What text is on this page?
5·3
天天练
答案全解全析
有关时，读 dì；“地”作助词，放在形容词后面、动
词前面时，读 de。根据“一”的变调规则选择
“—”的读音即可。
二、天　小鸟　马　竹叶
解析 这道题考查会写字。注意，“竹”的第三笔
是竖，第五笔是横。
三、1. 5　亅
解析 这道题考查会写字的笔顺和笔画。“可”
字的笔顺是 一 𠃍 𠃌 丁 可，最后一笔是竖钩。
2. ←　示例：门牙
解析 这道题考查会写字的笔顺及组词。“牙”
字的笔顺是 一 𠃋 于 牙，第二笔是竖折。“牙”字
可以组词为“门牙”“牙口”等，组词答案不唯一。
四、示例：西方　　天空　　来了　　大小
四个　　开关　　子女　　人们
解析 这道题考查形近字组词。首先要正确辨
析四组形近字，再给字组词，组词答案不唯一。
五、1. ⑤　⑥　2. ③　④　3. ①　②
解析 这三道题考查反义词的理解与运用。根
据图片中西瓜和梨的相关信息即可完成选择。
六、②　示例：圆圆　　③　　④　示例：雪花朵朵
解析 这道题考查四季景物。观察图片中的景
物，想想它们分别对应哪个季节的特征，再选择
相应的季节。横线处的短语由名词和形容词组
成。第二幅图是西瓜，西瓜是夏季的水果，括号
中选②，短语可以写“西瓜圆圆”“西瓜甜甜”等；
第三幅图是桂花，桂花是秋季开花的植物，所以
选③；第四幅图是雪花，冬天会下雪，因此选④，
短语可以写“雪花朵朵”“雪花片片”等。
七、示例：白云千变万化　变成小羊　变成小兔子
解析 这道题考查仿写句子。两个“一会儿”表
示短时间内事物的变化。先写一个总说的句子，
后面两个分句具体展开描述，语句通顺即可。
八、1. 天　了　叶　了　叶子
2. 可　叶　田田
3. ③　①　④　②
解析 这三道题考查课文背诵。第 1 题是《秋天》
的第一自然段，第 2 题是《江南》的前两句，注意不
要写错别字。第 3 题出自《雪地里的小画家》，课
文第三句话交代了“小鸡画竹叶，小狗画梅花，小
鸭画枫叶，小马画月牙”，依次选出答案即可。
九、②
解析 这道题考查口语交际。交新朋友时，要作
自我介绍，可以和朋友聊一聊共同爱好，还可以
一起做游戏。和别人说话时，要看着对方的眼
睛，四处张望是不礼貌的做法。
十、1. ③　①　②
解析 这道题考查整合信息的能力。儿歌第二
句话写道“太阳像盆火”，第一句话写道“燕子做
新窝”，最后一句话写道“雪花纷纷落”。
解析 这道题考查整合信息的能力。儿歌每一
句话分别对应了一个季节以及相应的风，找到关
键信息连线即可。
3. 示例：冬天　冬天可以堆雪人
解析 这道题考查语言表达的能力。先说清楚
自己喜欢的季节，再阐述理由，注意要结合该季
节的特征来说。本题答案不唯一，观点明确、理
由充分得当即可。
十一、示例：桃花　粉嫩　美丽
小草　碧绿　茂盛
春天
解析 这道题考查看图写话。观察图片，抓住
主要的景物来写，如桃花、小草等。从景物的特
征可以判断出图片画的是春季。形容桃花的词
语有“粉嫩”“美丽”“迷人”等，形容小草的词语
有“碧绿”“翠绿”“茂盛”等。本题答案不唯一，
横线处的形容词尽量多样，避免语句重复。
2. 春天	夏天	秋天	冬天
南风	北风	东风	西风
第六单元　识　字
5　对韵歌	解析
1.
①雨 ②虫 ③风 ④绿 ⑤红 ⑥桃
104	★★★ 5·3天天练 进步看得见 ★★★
◇ ◇ ◇ ◇
* [Short exercise] Quote all the records. Keep every word exact.

* [Final answer]
What text is on this page?
5·3
天天练
答案全解全析
有关时，读 dì；“地”作助词，放在形容词后面、动
词前面时，读 de。根据“一”的变调规则选择
“—”的读音即可。
二、天　小鸟　马　竹叶
解析 这道题考查会写字。注意，“竹”的第三笔
是竖，第五笔是横。
三、1. 5　亅
解析 这道题考查会写字的笔顺和笔画。“可”
字的笔顺是 一 𠃍 𠃌 丁 可，最后一笔是竖钩。
2. ←　示例：门牙
解析 这道题考查会写字的笔顺及组词。“牙”
字的笔顺是 一 𠃋 于 牙，第二笔是竖折。“牙”字
可以组词为“门牙”“牙口”等，组词答案不唯一。
四、示例：西方　　天空　　来了　　大小
四个　　开关　　子女　　人们
解析 这道题考查形近字组词。首先要正确辨
析四组形近字，再给字组词，组词答案不唯一。
五、1. ⑤　⑥　2. ③　④　3. ①　②
解析 这三道题考查反义词的理解与运用。根
据图片中西瓜和梨的相关信息即可完成选择。
六、②　示例：圆圆　　③　　④　示例：雪花朵朵
解析 这道题考查四季景物。观察图片中的景
物，想想它们分别对应哪个季节的特征，再选择
相应的季节。横线处的短语由名词和形容词组
成。第二幅图是西瓜，西瓜是夏季的水果，括号
中选②，短语可以写“西瓜圆圆”“西瓜甜甜”等；
第三幅图是桂花，桂花是秋季开花的植物，所以
选③；第四幅图是雪花，冬天会下雪，因此选④，
短语可以写“雪花朵朵”“雪花片片”等。
七、示例：白云千变万化　变成小羊　变成小兔子
解析 这道题考查仿写句子。两个“一会儿”表
示短时间内事物的变化。先写一个总说的句子，
后面两个分句具体展开描述，语句通顺即可。
八、1. 天　了　叶　了　叶子
2. 可　叶　田田
3. ③　①　④　②
解析 这三道题考查课文背诵。第 1 题是《秋天》
的第一自然段，第 2 题是《江南》的前两句，注意不
要写错别字。第 3 题出自《雪地里的小画家》，课
文第三句话交代了“小鸡画竹叶，小狗画梅花，小
鸭画枫叶，小马画月牙”，依次选出答案即可。
九、②
解析 这道题考查口语交际。交新朋友时，要作
自我介绍，可以和朋友聊一聊共同爱好，还可以
一起做游戏。和别人说话时，要看着对方的眼
睛，四处张望是不礼貌的做法。
十、1. ③　①　②
解析 这道题考查整合信息的能力。儿歌第二
句话写道“太阳像盆火”，第一句话写道“燕子做
新窝”，最后一句话写道“雪花纷纷落”。
解析 这道题考查整合信息的能力。儿歌每一
句话分别对应了一个季节以及相应的风，找到关
键信息连线即可。
3. 示例：冬天　冬天可以堆雪人
解析 这道题考查语言表达的能力。先说清楚
自己喜欢的季节，再阐述理由，注意要结合该季
节的特征来说。本题答案不唯一，观点明确、理
由充分得当即可。
十一、示例：桃花　粉嫩　美丽
小草　碧绿　茂盛
春天
解析 这道题考查看图写话。观察图片，抓住
主要的景物来写，如桃花、小草等。从景物的特
征可以判断出图片画的是春季。形容桃花的词
语有“粉嫩”“美丽”“迷人”等，形容小草的词语
有“碧绿”“翠绿”“茂盛”等。本题答案不唯一，
横线处的形容词尽量多样，避免语句重复。
2. 春天	夏天	秋天	冬天
南风	北风	东风	西风
第六单元　识　字
5　对韵歌	解析
1.
①雨 ②虫 ③风 ④绿 ⑤红 ⑥桃
104	★★★ 5·3天天练 进步看得见 ★★★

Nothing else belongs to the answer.